[Records for processing start]

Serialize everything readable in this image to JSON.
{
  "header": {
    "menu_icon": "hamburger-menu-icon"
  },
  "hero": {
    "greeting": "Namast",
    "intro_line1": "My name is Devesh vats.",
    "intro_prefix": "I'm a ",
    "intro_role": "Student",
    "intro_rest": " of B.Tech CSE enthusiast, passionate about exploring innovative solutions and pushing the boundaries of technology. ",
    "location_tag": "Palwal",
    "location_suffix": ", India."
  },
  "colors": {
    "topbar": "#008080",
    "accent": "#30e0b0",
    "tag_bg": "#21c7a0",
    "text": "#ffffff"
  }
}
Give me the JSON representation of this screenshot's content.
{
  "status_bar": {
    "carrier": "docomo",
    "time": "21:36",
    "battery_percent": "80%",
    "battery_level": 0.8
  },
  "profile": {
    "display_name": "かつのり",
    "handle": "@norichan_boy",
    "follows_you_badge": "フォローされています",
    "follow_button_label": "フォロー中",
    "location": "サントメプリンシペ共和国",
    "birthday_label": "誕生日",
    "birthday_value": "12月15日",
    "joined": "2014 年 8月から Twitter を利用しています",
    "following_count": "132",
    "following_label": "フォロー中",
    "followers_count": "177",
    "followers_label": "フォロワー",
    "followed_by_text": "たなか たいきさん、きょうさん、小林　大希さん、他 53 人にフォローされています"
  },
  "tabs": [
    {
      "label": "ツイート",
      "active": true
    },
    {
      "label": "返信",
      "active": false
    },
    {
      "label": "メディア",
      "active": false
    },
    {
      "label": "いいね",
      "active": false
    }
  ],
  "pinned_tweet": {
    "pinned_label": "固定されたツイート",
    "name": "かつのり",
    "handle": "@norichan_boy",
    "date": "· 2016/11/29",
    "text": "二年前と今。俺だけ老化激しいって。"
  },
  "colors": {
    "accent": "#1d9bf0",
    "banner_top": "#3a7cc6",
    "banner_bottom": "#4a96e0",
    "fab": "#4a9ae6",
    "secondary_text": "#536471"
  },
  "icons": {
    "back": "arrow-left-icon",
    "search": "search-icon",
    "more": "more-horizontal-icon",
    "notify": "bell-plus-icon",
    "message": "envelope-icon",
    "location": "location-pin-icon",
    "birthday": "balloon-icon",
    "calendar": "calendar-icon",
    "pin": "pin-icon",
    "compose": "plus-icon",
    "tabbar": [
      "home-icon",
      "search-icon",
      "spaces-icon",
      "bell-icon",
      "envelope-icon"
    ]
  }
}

[Records for processing end]

* _Your objective_
Consider the entries above and return each line with the string "JSON".

* _Result of the exercise_
Serialize everything readable in this image to JSON.
Give me the JSON representation of this screenshot's content.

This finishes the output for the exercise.